Take the line containing "Parse this screenshot: output" and all lines after it to the end of the records, and output them exactly.

(Extracted records)

=-=-=

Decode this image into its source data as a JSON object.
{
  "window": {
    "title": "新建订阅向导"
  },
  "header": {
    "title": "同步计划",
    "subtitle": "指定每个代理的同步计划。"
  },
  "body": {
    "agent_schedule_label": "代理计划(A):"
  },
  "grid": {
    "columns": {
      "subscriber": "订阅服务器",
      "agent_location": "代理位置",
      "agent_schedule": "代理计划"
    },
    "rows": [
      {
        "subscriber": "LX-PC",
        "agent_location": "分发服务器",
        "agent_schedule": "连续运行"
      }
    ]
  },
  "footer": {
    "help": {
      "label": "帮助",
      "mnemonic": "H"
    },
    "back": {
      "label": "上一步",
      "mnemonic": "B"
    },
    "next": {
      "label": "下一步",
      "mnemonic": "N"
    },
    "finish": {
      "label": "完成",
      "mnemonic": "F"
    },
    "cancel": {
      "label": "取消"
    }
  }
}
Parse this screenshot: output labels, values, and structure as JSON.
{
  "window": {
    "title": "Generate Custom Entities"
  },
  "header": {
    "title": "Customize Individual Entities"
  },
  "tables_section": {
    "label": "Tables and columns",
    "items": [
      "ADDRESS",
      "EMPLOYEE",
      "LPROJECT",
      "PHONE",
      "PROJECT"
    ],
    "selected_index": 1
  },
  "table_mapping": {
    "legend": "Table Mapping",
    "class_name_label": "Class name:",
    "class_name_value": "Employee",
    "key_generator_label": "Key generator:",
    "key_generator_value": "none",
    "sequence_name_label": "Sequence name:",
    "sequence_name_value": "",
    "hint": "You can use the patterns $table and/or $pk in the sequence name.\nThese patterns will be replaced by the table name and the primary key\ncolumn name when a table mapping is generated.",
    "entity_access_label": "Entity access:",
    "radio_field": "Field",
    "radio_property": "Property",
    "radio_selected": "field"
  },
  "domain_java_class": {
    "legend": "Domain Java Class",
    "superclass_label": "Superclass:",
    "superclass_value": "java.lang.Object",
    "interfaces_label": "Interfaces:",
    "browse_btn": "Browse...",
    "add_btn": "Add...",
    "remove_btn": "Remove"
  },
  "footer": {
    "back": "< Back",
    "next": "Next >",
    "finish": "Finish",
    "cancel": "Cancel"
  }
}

=-=-=

* EXPECTED ANSWER *
Parse this screenshot: output labels, values, and structure as JSON.
{
  "window": {
    "title": "Generate Custom Entities"
  },
  "header": {
    "title": "Customize Individual Entities"
  },
  "tables_section": {
    "label": "Tables and columns",
    "items": [
      "ADDRESS",
      "EMPLOYEE",
      "LPROJECT",
      "PHONE",
      "PROJECT"
    ],
    "selected_index": 1
  },
  "table_mapping": {
    "legend": "Table Mapping",
    "class_name_label": "Class name:",
    "class_name_value": "Employee",
    "key_generator_label": "Key generator:",
    "key_generator_value": "none",
    "sequence_name_label": "Sequence name:",
    "sequence_name_value": "",
    "hint": "You can use the patterns $table and/or $pk in the sequence name.\nThese patterns will be replaced by the table name and the primary key\ncolumn name when a table mapping is generated.",
    "entity_access_label": "Entity access:",
    "radio_field": "Field",
    "radio_property": "Property",
    "radio_selected": "field"
  },
  "domain_java_class": {
    "legend": "Domain Java Class",
    "superclass_label": "Superclass:",
    "superclass_value": "java.lang.Object",
    "interfaces_label": "Interfaces:",
    "browse_btn": "Browse...",
    "add_btn": "Add...",
    "remove_btn": "Remove"
  },
  "footer": {
    "back": "< Back",
    "next": "Next >",
    "finish": "Finish",
    "cancel": "Cancel"
  }
}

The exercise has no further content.